## Work required
Identify and pull out each line of the entries in which "Paraquedas" occurs.
================
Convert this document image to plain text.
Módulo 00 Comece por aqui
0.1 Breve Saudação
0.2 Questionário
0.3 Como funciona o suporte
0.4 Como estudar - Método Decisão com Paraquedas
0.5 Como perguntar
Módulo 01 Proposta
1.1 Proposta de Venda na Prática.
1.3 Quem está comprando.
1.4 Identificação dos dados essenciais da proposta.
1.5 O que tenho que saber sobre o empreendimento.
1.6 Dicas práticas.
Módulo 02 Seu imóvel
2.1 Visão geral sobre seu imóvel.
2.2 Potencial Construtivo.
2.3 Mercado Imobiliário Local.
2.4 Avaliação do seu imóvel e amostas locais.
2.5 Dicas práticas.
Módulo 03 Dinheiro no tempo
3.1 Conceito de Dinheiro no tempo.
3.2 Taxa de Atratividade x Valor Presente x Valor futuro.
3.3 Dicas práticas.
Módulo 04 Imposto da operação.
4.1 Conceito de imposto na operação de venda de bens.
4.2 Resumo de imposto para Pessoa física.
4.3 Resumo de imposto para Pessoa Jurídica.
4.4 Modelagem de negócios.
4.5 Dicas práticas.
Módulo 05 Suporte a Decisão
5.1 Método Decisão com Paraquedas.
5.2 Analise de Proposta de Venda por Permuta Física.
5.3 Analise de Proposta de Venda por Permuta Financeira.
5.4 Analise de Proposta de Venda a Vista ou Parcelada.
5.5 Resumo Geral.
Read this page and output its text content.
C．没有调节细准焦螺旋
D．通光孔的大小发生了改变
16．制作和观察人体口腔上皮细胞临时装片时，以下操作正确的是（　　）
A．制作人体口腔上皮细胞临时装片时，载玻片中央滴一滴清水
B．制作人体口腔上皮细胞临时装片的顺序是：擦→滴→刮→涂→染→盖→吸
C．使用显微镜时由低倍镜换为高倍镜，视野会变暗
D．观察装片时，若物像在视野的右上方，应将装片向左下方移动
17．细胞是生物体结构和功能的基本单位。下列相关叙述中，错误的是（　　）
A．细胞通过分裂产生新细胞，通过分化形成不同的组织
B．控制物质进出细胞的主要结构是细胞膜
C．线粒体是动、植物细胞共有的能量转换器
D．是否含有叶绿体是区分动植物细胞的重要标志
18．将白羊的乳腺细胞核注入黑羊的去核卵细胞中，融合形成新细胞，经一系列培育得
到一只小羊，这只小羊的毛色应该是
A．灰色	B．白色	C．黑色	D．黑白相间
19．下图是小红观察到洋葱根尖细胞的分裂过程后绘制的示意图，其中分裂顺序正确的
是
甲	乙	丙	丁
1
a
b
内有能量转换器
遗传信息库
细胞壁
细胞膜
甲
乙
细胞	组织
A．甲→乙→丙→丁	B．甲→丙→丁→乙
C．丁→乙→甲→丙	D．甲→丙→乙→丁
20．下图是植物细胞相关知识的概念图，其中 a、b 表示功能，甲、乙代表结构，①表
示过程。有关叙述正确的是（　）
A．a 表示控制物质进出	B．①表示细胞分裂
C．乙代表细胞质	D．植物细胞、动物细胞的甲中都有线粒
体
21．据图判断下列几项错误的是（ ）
================
## The output
0.4 Como estudar - Método Decisão com Paraquedas
5.1 Método Decisão com Paraquedas.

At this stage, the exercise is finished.